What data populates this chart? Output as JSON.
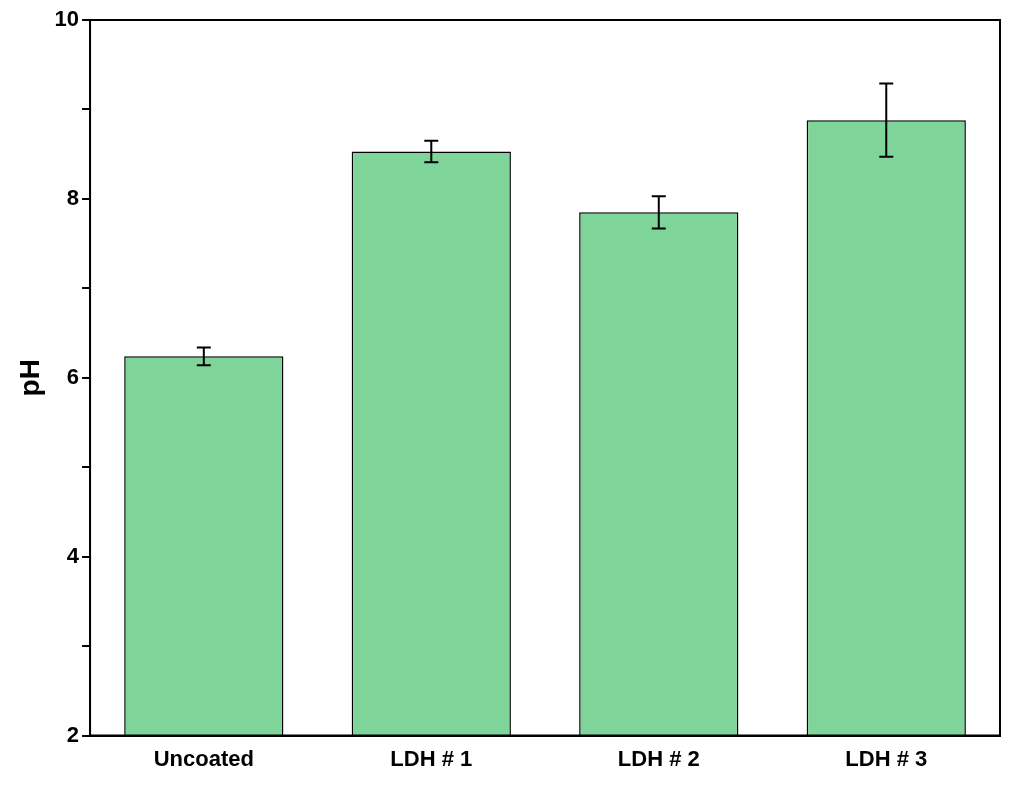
{
  "chart_data": {
    "type": "bar",
    "ylabel": "pH",
    "categories": [
      "Uncoated",
      "LDH # 1",
      "LDH # 2",
      "LDH # 3"
    ],
    "values": [
      6.24,
      8.53,
      7.85,
      8.88
    ],
    "errors": [
      0.1,
      0.12,
      0.18,
      0.41
    ],
    "color": "#7fd49a",
    "ylim": [
      2,
      10
    ],
    "yticks": [
      2,
      {
        "value": 3,
        "label": null
      },
      4,
      {
        "value": 5,
        "label": null
      },
      6,
      {
        "value": 7,
        "label": null
      },
      8,
      {
        "value": 9,
        "label": null
      },
      10
    ],
    "grid": false,
    "legend": false
  }
}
-------
## WHAT YOU NEED TO DO
Leave out the pictures and give the rest of the records again exactly.

## THE ANSWER
What data populates this chart? Output as JSON.
{
  "chart_data": {
    "type": "bar",
    "ylabel": "pH",
    "categories": [
      "Uncoated",
      "LDH # 1",
      "LDH # 2",
      "LDH # 3"
    ],
    "values": [
      6.24,
      8.53,
      7.85,
      8.88
    ],
    "errors": [
      0.1,
      0.12,
      0.18,
      0.41
    ],
    "color": "#7fd49a",
    "ylim": [
      2,
      10
    ],
    "yticks": [
      2,
      {
        "value": 3,
        "label": null
      },
      4,
      {
        "value": 5,
        "label": null
      },
      6,
      {
        "value": 7,
        "label": null
      },
      8,
      {
        "value": 9,
        "label": null
      },
      10
    ],
    "grid": false,
    "legend": false
  }
}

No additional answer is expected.